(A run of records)
[Start]

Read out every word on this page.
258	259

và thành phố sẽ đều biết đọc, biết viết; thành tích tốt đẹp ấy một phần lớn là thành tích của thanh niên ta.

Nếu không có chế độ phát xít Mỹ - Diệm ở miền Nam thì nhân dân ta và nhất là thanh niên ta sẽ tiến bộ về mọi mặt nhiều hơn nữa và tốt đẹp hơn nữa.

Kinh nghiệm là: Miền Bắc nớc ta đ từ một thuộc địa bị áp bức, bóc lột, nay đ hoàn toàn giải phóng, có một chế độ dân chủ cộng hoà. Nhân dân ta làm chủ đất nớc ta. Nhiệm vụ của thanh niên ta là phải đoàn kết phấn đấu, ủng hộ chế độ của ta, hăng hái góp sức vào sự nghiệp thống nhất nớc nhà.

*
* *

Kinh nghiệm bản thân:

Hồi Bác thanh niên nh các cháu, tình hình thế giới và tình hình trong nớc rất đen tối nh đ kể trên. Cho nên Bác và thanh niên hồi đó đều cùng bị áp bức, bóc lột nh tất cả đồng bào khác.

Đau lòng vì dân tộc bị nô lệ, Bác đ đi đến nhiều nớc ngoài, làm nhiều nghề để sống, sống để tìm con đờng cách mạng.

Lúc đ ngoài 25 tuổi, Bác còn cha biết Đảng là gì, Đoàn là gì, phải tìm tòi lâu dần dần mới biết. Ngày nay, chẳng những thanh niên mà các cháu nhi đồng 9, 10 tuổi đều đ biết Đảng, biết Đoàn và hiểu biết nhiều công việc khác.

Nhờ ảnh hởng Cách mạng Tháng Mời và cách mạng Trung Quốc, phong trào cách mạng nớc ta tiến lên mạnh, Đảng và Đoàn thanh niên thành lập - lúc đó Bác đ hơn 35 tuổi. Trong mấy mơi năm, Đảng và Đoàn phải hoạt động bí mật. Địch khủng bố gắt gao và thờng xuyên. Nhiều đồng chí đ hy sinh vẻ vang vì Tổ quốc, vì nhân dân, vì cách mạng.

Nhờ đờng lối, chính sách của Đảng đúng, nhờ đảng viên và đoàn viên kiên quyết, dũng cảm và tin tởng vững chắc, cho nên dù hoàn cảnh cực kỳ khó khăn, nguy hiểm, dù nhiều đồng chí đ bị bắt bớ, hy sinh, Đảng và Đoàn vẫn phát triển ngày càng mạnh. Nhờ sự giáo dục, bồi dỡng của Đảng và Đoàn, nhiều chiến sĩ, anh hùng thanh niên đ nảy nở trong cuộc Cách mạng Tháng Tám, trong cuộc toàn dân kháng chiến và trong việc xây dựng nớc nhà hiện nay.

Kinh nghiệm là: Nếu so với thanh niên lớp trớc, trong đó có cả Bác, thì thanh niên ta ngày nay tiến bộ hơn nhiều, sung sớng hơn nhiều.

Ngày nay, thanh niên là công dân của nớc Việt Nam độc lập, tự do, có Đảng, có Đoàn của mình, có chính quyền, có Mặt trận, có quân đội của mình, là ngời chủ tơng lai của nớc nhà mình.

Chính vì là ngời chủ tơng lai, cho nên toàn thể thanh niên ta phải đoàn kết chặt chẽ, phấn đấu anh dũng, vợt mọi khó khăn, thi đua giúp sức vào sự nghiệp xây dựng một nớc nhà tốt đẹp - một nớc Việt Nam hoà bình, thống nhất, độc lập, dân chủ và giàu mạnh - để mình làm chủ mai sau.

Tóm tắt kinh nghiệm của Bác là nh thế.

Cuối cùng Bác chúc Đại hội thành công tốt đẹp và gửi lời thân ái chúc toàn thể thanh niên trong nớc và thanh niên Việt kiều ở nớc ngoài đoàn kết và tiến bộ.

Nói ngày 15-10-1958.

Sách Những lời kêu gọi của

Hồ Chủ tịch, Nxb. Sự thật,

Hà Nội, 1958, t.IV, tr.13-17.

[End]

### Task goal
Output the entries exactly.

### The response
Read out every word on this page.
258	259

và thành phố sẽ đều biết đọc, biết viết; thành tích tốt đẹp ấy một phần lớn là thành tích của thanh niên ta.

Nếu không có chế độ phát xít Mỹ - Diệm ở miền Nam thì nhân dân ta và nhất là thanh niên ta sẽ tiến bộ về mọi mặt nhiều hơn nữa và tốt đẹp hơn nữa.

Kinh nghiệm là: Miền Bắc nớc ta đ từ một thuộc địa bị áp bức, bóc lột, nay đ hoàn toàn giải phóng, có một chế độ dân chủ cộng hoà. Nhân dân ta làm chủ đất nớc ta. Nhiệm vụ của thanh niên ta là phải đoàn kết phấn đấu, ủng hộ chế độ của ta, hăng hái góp sức vào sự nghiệp thống nhất nớc nhà.

*
* *

Kinh nghiệm bản thân:

Hồi Bác thanh niên nh các cháu, tình hình thế giới và tình hình trong nớc rất đen tối nh đ kể trên. Cho nên Bác và thanh niên hồi đó đều cùng bị áp bức, bóc lột nh tất cả đồng bào khác.

Đau lòng vì dân tộc bị nô lệ, Bác đ đi đến nhiều nớc ngoài, làm nhiều nghề để sống, sống để tìm con đờng cách mạng.

Lúc đ ngoài 25 tuổi, Bác còn cha biết Đảng là gì, Đoàn là gì, phải tìm tòi lâu dần dần mới biết. Ngày nay, chẳng những thanh niên mà các cháu nhi đồng 9, 10 tuổi đều đ biết Đảng, biết Đoàn và hiểu biết nhiều công việc khác.

Nhờ ảnh hởng Cách mạng Tháng Mời và cách mạng Trung Quốc, phong trào cách mạng nớc ta tiến lên mạnh, Đảng và Đoàn thanh niên thành lập - lúc đó Bác đ hơn 35 tuổi. Trong mấy mơi năm, Đảng và Đoàn phải hoạt động bí mật. Địch khủng bố gắt gao và thờng xuyên. Nhiều đồng chí đ hy sinh vẻ vang vì Tổ quốc, vì nhân dân, vì cách mạng.

Nhờ đờng lối, chính sách của Đảng đúng, nhờ đảng viên và đoàn viên kiên quyết, dũng cảm và tin tởng vững chắc, cho nên dù hoàn cảnh cực kỳ khó khăn, nguy hiểm, dù nhiều đồng chí đ bị bắt bớ, hy sinh, Đảng và Đoàn vẫn phát triển ngày càng mạnh. Nhờ sự giáo dục, bồi dỡng của Đảng và Đoàn, nhiều chiến sĩ, anh hùng thanh niên đ nảy nở trong cuộc Cách mạng Tháng Tám, trong cuộc toàn dân kháng chiến và trong việc xây dựng nớc nhà hiện nay.

Kinh nghiệm là: Nếu so với thanh niên lớp trớc, trong đó có cả Bác, thì thanh niên ta ngày nay tiến bộ hơn nhiều, sung sớng hơn nhiều.

Ngày nay, thanh niên là công dân của nớc Việt Nam độc lập, tự do, có Đảng, có Đoàn của mình, có chính quyền, có Mặt trận, có quân đội của mình, là ngời chủ tơng lai của nớc nhà mình.

Chính vì là ngời chủ tơng lai, cho nên toàn thể thanh niên ta phải đoàn kết chặt chẽ, phấn đấu anh dũng, vợt mọi khó khăn, thi đua giúp sức vào sự nghiệp xây dựng một nớc nhà tốt đẹp - một nớc Việt Nam hoà bình, thống nhất, độc lập, dân chủ và giàu mạnh - để mình làm chủ mai sau.

Tóm tắt kinh nghiệm của Bác là nh thế.

Cuối cùng Bác chúc Đại hội thành công tốt đẹp và gửi lời thân ái chúc toàn thể thanh niên trong nớc và thanh niên Việt kiều ở nớc ngoài đoàn kết và tiến bộ.

Nói ngày 15-10-1958.

Sách Những lời kêu gọi của

Hồ Chủ tịch, Nxb. Sự thật,

Hà Nội, 1958, t.IV, tr.13-17.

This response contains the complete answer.